Work to do: Work out the number of lines with "Rate" in them. Reply with that number and no other words.

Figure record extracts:
* begin *
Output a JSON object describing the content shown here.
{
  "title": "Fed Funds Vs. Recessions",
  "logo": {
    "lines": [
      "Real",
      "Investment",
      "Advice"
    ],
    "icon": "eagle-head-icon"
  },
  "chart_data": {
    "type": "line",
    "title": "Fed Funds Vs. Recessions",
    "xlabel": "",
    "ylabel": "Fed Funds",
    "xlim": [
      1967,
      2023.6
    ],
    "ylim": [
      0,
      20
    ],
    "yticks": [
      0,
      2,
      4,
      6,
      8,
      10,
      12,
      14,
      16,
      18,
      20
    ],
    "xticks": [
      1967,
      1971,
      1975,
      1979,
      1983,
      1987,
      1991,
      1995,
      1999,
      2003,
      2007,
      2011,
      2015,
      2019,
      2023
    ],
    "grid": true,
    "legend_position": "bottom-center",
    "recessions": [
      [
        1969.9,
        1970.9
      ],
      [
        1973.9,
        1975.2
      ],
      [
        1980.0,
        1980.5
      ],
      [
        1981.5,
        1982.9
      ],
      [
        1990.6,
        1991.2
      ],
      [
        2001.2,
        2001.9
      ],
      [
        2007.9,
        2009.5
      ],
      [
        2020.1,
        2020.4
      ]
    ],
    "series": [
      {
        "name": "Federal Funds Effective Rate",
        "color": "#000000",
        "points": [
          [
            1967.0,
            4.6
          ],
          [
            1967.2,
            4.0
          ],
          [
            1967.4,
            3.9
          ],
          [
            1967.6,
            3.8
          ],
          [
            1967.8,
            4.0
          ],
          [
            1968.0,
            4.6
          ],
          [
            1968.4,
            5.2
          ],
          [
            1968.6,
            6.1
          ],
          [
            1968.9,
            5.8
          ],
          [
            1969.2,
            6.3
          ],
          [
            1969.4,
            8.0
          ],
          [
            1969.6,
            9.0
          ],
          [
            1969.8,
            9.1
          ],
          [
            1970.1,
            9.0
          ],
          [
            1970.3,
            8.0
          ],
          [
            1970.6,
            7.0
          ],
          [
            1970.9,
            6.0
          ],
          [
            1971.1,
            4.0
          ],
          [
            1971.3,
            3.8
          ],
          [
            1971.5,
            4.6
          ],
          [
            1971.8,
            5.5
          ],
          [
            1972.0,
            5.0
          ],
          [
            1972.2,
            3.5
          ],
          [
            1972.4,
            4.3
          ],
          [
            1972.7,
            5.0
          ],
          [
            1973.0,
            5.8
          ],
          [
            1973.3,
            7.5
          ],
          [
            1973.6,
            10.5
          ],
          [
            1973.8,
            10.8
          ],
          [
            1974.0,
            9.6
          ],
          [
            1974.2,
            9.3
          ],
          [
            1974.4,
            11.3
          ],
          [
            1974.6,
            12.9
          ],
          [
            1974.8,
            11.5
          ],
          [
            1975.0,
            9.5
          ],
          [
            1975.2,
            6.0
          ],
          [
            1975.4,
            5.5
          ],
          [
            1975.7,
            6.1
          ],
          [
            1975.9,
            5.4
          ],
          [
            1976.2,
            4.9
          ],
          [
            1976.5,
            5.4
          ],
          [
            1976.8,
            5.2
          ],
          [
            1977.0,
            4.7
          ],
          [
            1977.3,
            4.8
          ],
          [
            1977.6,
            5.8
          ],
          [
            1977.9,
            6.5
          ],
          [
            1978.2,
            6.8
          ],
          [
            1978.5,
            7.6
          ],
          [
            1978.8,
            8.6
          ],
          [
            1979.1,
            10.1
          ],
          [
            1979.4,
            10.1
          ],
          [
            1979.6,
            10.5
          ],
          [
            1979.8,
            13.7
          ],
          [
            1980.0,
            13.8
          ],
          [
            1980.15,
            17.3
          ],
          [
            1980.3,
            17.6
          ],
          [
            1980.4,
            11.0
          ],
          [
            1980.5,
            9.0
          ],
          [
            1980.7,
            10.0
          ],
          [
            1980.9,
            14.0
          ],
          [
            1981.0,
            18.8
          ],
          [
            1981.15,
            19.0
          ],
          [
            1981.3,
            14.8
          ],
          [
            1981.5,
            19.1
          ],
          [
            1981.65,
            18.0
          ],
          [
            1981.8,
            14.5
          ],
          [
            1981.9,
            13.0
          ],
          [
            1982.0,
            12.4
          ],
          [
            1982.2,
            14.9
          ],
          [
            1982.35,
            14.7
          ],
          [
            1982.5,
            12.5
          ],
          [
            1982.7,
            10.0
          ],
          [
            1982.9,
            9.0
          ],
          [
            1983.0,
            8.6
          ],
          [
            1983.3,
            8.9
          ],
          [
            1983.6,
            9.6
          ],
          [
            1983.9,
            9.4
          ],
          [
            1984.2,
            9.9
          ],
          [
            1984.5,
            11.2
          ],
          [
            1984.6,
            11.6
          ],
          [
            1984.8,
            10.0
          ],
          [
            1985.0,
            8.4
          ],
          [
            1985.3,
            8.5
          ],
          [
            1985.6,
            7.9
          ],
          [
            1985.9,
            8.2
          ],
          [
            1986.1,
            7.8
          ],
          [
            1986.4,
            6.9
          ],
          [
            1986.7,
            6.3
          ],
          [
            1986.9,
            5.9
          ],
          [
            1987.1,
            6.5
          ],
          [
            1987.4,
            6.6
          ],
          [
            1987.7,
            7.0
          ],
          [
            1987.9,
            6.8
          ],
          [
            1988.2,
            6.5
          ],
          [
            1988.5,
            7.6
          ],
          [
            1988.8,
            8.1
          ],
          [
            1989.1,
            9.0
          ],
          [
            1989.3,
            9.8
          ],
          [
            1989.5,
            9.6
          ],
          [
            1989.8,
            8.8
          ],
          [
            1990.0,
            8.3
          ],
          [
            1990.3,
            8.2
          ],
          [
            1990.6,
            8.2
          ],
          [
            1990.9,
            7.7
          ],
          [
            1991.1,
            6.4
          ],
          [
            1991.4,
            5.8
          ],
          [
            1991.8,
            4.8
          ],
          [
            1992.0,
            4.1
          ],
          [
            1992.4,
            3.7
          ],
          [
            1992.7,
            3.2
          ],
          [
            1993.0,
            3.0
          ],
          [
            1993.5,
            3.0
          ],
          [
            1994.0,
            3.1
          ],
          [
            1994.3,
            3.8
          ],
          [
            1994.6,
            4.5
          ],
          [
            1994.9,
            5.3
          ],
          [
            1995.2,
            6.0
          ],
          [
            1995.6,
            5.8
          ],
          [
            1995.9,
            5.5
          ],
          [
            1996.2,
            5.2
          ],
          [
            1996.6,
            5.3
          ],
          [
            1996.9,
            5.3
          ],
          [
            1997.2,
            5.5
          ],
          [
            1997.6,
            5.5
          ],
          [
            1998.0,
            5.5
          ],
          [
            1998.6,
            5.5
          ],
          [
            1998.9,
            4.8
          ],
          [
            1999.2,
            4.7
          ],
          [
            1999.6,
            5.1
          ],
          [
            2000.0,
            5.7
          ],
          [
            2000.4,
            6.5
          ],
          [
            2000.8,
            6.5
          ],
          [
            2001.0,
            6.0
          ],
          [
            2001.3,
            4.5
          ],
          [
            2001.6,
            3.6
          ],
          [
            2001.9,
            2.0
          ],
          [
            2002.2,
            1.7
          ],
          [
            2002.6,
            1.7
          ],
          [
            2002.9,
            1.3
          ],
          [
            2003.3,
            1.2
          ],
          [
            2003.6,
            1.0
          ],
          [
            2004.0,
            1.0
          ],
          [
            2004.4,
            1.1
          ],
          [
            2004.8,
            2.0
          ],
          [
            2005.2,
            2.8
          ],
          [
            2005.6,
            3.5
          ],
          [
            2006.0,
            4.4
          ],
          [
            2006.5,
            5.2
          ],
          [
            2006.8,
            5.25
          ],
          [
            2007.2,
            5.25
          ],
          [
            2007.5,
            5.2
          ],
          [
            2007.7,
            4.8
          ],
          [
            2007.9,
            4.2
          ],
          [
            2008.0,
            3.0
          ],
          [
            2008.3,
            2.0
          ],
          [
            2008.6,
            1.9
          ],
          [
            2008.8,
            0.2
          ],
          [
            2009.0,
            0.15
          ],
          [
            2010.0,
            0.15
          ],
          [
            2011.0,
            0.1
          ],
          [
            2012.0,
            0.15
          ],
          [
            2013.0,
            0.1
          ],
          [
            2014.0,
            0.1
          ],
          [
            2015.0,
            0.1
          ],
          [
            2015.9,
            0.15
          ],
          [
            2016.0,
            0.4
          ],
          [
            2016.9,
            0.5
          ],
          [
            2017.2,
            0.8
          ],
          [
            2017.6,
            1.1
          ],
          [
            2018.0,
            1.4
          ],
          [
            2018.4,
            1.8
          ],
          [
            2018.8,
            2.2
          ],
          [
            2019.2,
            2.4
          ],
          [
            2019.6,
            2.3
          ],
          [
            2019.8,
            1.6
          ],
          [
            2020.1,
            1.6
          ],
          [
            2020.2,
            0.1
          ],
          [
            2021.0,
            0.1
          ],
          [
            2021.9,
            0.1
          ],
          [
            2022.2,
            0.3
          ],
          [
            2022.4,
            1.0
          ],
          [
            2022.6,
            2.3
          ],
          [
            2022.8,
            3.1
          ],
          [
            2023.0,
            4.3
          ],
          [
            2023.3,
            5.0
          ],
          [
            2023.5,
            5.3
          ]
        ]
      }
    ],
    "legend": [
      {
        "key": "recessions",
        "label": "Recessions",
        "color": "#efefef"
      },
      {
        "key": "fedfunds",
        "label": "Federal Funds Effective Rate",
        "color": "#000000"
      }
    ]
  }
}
* end *
Result for this task: 2